— PROVIDED ENTRIES —

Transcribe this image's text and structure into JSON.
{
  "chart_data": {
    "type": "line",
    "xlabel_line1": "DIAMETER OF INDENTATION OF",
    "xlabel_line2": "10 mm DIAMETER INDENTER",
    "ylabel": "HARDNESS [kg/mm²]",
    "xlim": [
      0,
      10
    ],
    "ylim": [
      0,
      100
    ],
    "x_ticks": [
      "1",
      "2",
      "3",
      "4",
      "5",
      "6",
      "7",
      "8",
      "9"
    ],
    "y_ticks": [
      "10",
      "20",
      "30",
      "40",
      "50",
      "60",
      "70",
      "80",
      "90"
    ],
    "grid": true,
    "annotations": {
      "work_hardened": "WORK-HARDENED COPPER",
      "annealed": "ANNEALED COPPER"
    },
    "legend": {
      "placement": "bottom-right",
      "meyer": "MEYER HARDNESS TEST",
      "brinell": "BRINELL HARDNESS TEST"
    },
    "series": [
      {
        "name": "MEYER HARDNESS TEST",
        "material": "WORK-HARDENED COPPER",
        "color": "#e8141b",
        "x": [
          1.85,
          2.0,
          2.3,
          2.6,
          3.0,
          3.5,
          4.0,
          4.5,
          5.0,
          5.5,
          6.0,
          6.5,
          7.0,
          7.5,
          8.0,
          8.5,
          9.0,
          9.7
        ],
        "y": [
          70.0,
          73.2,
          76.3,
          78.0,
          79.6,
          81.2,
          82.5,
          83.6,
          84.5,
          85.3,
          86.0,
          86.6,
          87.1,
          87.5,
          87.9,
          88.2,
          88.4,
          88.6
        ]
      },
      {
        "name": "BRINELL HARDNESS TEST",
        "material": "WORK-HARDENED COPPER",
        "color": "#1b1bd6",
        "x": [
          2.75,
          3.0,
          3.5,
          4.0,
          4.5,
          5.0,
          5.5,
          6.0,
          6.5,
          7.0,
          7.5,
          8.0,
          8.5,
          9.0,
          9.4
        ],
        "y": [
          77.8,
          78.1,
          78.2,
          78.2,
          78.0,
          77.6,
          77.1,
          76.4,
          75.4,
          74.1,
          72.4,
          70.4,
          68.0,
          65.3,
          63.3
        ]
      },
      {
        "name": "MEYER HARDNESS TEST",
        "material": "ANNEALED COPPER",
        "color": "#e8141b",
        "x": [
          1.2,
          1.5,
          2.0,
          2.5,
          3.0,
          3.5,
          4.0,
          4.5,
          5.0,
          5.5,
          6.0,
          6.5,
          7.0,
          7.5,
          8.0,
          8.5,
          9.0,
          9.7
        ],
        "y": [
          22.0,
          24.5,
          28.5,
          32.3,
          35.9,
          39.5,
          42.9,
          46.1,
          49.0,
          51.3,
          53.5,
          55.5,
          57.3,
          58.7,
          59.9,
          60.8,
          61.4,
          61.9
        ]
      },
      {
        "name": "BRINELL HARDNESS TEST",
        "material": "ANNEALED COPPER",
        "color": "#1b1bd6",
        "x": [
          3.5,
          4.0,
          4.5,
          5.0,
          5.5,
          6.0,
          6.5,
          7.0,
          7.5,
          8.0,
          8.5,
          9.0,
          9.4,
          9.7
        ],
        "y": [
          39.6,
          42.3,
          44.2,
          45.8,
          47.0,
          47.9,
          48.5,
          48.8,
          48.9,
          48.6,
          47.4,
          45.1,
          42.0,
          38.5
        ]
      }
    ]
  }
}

— WHAT IS BEING ASKED —
All records above must be set down exactly, please.

— RESULT OF THIS TASK —
Transcribe this image's text and structure into JSON.
{
  "chart_data": {
    "type": "line",
    "xlabel_line1": "DIAMETER OF INDENTATION OF",
    "xlabel_line2": "10 mm DIAMETER INDENTER",
    "ylabel": "HARDNESS [kg/mm²]",
    "xlim": [
      0,
      10
    ],
    "ylim": [
      0,
      100
    ],
    "x_ticks": [
      "1",
      "2",
      "3",
      "4",
      "5",
      "6",
      "7",
      "8",
      "9"
    ],
    "y_ticks": [
      "10",
      "20",
      "30",
      "40",
      "50",
      "60",
      "70",
      "80",
      "90"
    ],
    "grid": true,
    "annotations": {
      "work_hardened": "WORK-HARDENED COPPER",
      "annealed": "ANNEALED COPPER"
    },
    "legend": {
      "placement": "bottom-right",
      "meyer": "MEYER HARDNESS TEST",
      "brinell": "BRINELL HARDNESS TEST"
    },
    "series": [
      {
        "name": "MEYER HARDNESS TEST",
        "material": "WORK-HARDENED COPPER",
        "color": "#e8141b",
        "x": [
          1.85,
          2.0,
          2.3,
          2.6,
          3.0,
          3.5,
          4.0,
          4.5,
          5.0,
          5.5,
          6.0,
          6.5,
          7.0,
          7.5,
          8.0,
          8.5,
          9.0,
          9.7
        ],
        "y": [
          70.0,
          73.2,
          76.3,
          78.0,
          79.6,
          81.2,
          82.5,
          83.6,
          84.5,
          85.3,
          86.0,
          86.6,
          87.1,
          87.5,
          87.9,
          88.2,
          88.4,
          88.6
        ]
      },
      {
        "name": "BRINELL HARDNESS TEST",
        "material": "WORK-HARDENED COPPER",
        "color": "#1b1bd6",
        "x": [
          2.75,
          3.0,
          3.5,
          4.0,
          4.5,
          5.0,
          5.5,
          6.0,
          6.5,
          7.0,
          7.5,
          8.0,
          8.5,
          9.0,
          9.4
        ],
        "y": [
          77.8,
          78.1,
          78.2,
          78.2,
          78.0,
          77.6,
          77.1,
          76.4,
          75.4,
          74.1,
          72.4,
          70.4,
          68.0,
          65.3,
          63.3
        ]
      },
      {
        "name": "MEYER HARDNESS TEST",
        "material": "ANNEALED COPPER",
        "color": "#e8141b",
        "x": [
          1.2,
          1.5,
          2.0,
          2.5,
          3.0,
          3.5,
          4.0,
          4.5,
          5.0,
          5.5,
          6.0,
          6.5,
          7.0,
          7.5,
          8.0,
          8.5,
          9.0,
          9.7
        ],
        "y": [
          22.0,
          24.5,
          28.5,
          32.3,
          35.9,
          39.5,
          42.9,
          46.1,
          49.0,
          51.3,
          53.5,
          55.5,
          57.3,
          58.7,
          59.9,
          60.8,
          61.4,
          61.9
        ]
      },
      {
        "name": "BRINELL HARDNESS TEST",
        "material": "ANNEALED COPPER",
        "color": "#1b1bd6",
        "x": [
          3.5,
          4.0,
          4.5,
          5.0,
          5.5,
          6.0,
          6.5,
          7.0,
          7.5,
          8.0,
          8.5,
          9.0,
          9.4,
          9.7
        ],
        "y": [
          39.6,
          42.3,
          44.2,
          45.8,
          47.0,
          47.9,
          48.5,
          48.8,
          48.9,
          48.6,
          47.4,
          45.1,
          42.0,
          38.5
        ]
      }
    ]
  }
}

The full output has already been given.